Stated task:
Reproduce the listing below exactly, minus its pictures.

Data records
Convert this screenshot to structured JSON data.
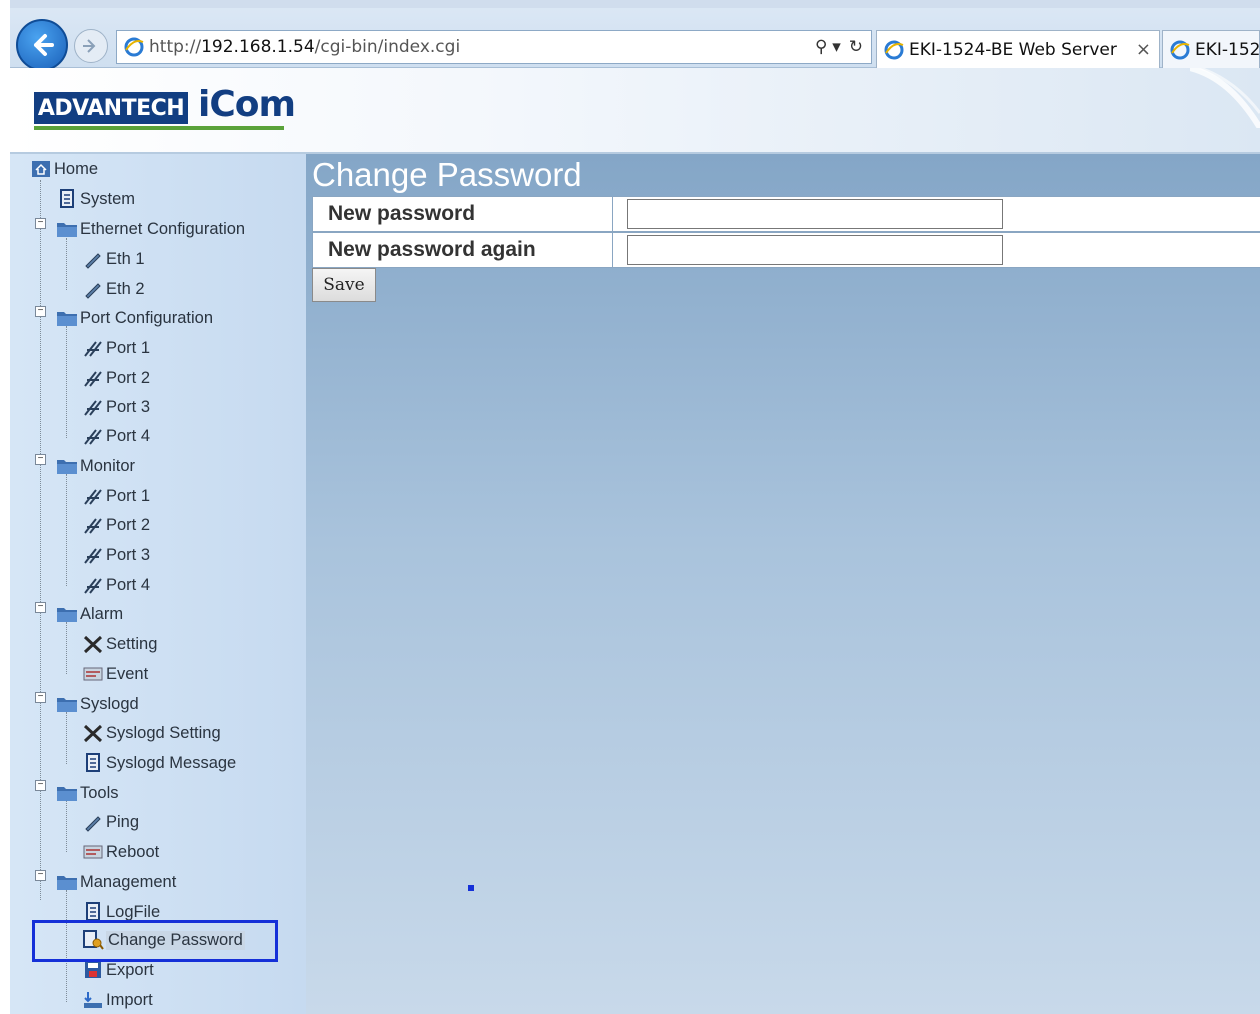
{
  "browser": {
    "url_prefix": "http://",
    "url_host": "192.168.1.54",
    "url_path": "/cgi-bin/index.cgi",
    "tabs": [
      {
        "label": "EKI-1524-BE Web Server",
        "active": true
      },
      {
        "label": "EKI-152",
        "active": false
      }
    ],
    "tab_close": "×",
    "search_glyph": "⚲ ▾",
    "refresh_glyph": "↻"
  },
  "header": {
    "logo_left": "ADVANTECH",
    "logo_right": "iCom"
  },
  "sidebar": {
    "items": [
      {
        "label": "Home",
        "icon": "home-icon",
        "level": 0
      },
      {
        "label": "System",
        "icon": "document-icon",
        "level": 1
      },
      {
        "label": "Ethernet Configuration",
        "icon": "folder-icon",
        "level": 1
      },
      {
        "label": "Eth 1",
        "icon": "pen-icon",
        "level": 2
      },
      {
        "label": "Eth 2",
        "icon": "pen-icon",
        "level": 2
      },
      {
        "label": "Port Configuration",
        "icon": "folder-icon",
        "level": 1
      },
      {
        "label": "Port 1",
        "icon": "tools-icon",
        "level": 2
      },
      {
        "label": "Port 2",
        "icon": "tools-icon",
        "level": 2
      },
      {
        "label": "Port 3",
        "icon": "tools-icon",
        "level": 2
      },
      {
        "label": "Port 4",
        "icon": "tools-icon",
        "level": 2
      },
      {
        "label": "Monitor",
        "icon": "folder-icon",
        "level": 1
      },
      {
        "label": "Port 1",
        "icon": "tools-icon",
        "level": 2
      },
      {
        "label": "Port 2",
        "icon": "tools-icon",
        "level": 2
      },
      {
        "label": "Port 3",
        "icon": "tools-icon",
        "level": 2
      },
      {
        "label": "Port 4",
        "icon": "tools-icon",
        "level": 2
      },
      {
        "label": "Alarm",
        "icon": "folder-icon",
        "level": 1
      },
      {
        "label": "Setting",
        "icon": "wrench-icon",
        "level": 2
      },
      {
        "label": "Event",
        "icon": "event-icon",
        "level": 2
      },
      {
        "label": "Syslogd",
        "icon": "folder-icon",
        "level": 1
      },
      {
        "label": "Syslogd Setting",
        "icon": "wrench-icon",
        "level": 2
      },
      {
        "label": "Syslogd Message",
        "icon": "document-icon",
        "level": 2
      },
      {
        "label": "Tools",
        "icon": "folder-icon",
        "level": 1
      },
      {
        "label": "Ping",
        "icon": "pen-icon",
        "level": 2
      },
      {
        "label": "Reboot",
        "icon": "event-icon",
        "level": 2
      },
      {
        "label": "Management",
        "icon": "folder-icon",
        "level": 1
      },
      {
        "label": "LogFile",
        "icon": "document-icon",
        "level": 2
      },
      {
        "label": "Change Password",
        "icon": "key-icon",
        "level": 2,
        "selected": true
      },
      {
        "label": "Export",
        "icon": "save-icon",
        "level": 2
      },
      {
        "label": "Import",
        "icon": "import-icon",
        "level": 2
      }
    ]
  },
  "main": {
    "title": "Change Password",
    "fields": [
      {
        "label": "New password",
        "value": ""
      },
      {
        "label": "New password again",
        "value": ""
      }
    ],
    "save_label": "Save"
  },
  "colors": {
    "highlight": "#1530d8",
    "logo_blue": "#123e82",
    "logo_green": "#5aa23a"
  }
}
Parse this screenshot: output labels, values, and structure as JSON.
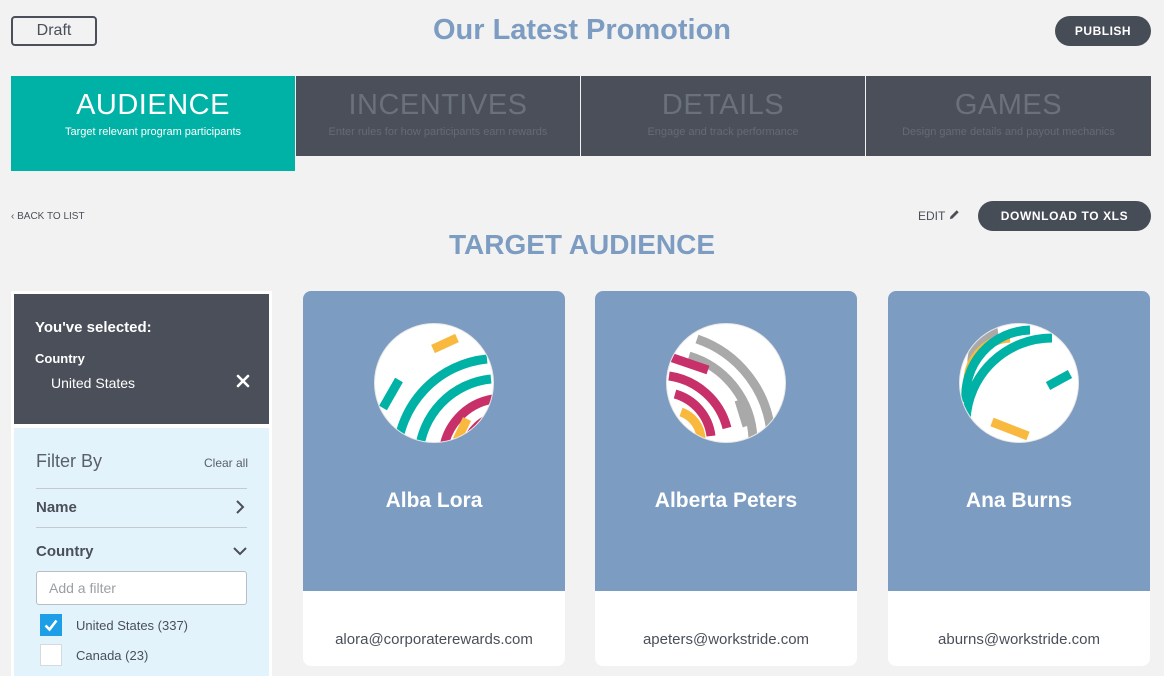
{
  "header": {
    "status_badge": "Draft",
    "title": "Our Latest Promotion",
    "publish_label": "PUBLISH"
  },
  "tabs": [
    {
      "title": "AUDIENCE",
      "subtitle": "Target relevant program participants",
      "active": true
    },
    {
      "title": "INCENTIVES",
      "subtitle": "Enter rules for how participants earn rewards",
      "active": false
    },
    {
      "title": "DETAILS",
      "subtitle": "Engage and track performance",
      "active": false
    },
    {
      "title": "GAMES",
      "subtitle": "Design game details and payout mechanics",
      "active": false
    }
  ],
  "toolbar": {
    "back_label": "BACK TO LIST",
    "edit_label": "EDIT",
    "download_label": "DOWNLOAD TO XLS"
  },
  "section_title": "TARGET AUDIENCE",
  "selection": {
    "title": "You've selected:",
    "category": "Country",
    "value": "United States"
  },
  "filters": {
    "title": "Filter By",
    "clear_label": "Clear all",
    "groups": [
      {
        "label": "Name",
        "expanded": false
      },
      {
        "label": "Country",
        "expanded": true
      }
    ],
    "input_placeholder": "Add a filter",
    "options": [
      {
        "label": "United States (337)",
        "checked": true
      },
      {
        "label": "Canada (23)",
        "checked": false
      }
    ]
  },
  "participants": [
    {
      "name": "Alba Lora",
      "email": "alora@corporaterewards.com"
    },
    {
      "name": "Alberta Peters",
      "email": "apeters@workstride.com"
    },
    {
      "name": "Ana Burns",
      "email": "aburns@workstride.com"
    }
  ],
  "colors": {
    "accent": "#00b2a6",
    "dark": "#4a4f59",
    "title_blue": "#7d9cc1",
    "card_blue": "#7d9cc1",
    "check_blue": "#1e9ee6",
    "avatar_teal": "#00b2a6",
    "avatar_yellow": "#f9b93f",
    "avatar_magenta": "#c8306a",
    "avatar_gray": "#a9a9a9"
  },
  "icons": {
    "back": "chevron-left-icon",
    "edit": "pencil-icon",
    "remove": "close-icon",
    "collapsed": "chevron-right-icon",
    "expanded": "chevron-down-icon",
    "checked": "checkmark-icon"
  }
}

Correct response:
Convert this screenshot to structured JSON data.
{
  "browser": {
    "url_prefix": "http://",
    "url_host": "192.168.1.54",
    "url_path": "/cgi-bin/index.cgi",
    "tabs": [
      {
        "label": "EKI-1524-BE Web Server",
        "active": true
      },
      {
        "label": "EKI-152",
        "active": false
      }
    ],
    "tab_close": "×",
    "search_glyph": "⚲ ▾",
    "refresh_glyph": "↻"
  },
  "header": {
    "logo_left": "ADVANTECH",
    "logo_right": "iCom"
  },
  "sidebar": {
    "items": [
      {
        "label": "Home",
        "icon": "home-icon",
        "level": 0
      },
      {
        "label": "System",
        "icon": "document-icon",
        "level": 1
      },
      {
        "label": "Ethernet Configuration",
        "icon": "folder-icon",
        "level": 1
      },
      {
        "label": "Eth 1",
        "icon": "pen-icon",
        "level": 2
      },
      {
        "label": "Eth 2",
        "icon": "pen-icon",
        "level": 2
      },
      {
        "label": "Port Configuration",
        "icon": "folder-icon",
        "level": 1
      },
      {
        "label": "Port 1",
        "icon": "tools-icon",
        "level": 2
      },
      {
        "label": "Port 2",
        "icon": "tools-icon",
        "level": 2
      },
      {
        "label": "Port 3",
        "icon": "tools-icon",
        "level": 2
      },
      {
        "label": "Port 4",
        "icon": "tools-icon",
        "level": 2
      },
      {
        "label": "Monitor",
        "icon": "folder-icon",
        "level": 1
      },
      {
        "label": "Port 1",
        "icon": "tools-icon",
        "level": 2
      },
      {
        "label": "Port 2",
        "icon": "tools-icon",
        "level": 2
      },
      {
        "label": "Port 3",
        "icon": "tools-icon",
        "level": 2
      },
      {
        "label": "Port 4",
        "icon": "tools-icon",
        "level": 2
      },
      {
        "label": "Alarm",
        "icon": "folder-icon",
        "level": 1
      },
      {
        "label": "Setting",
        "icon": "wrench-icon",
        "level": 2
      },
      {
        "label": "Event",
        "icon": "event-icon",
        "level": 2
      },
      {
        "label": "Syslogd",
        "icon": "folder-icon",
        "level": 1
      },
      {
        "label": "Syslogd Setting",
        "icon": "wrench-icon",
        "level": 2
      },
      {
        "label": "Syslogd Message",
        "icon": "document-icon",
        "level": 2
      },
      {
        "label": "Tools",
        "icon": "folder-icon",
        "level": 1
      },
      {
        "label": "Ping",
        "icon": "pen-icon",
        "level": 2
      },
      {
        "label": "Reboot",
        "icon": "event-icon",
        "level": 2
      },
      {
        "label": "Management",
        "icon": "folder-icon",
        "level": 1
      },
      {
        "label": "LogFile",
        "icon": "document-icon",
        "level": 2
      },
      {
        "label": "Change Password",
        "icon": "key-icon",
        "level": 2,
        "selected": true
      },
      {
        "label": "Export",
        "icon": "save-icon",
        "level": 2
      },
      {
        "label": "Import",
        "icon": "import-icon",
        "level": 2
      }
    ]
  },
  "main": {
    "title": "Change Password",
    "fields": [
      {
        "label": "New password",
        "value": ""
      },
      {
        "label": "New password again",
        "value": ""
      }
    ],
    "save_label": "Save"
  },
  "colors": {
    "highlight": "#1530d8",
    "logo_blue": "#123e82",
    "logo_green": "#5aa23a"
  }
}
Parse this screenshot: output labels, values, and structure as JSON.
{
  "header": {
    "status_badge": "Draft",
    "title": "Our Latest Promotion",
    "publish_label": "PUBLISH"
  },
  "tabs": [
    {
      "title": "AUDIENCE",
      "subtitle": "Target relevant program participants",
      "active": true
    },
    {
      "title": "INCENTIVES",
      "subtitle": "Enter rules for how participants earn rewards",
      "active": false
    },
    {
      "title": "DETAILS",
      "subtitle": "Engage and track performance",
      "active": false
    },
    {
      "title": "GAMES",
      "subtitle": "Design game details and payout mechanics",
      "active": false
    }
  ],
  "toolbar": {
    "back_label": "BACK TO LIST",
    "edit_label": "EDIT",
    "download_label": "DOWNLOAD TO XLS"
  },
  "section_title": "TARGET AUDIENCE",
  "selection": {
    "title": "You've selected:",
    "category": "Country",
    "value": "United States"
  },
  "filters": {
    "title": "Filter By",
    "clear_label": "Clear all",
    "groups": [
      {
        "label": "Name",
        "expanded": false
      },
      {
        "label": "Country",
        "expanded": true
      }
    ],
    "input_placeholder": "Add a filter",
    "options": [
      {
        "label": "United States (337)",
        "checked": true
      },
      {
        "label": "Canada (23)",
        "checked": false
      }
    ]
  },
  "participants": [
    {
      "name": "Alba Lora",
      "email": "alora@corporaterewards.com"
    },
    {
      "name": "Alberta Peters",
      "email": "apeters@workstride.com"
    },
    {
      "name": "Ana Burns",
      "email": "aburns@workstride.com"
    }
  ],
  "colors": {
    "accent": "#00b2a6",
    "dark": "#4a4f59",
    "title_blue": "#7d9cc1",
    "card_blue": "#7d9cc1",
    "check_blue": "#1e9ee6",
    "avatar_teal": "#00b2a6",
    "avatar_yellow": "#f9b93f",
    "avatar_magenta": "#c8306a",
    "avatar_gray": "#a9a9a9"
  },
  "icons": {
    "back": "chevron-left-icon",
    "edit": "pencil-icon",
    "remove": "close-icon",
    "collapsed": "chevron-right-icon",
    "expanded": "chevron-down-icon",
    "checked": "checkmark-icon"
  }
}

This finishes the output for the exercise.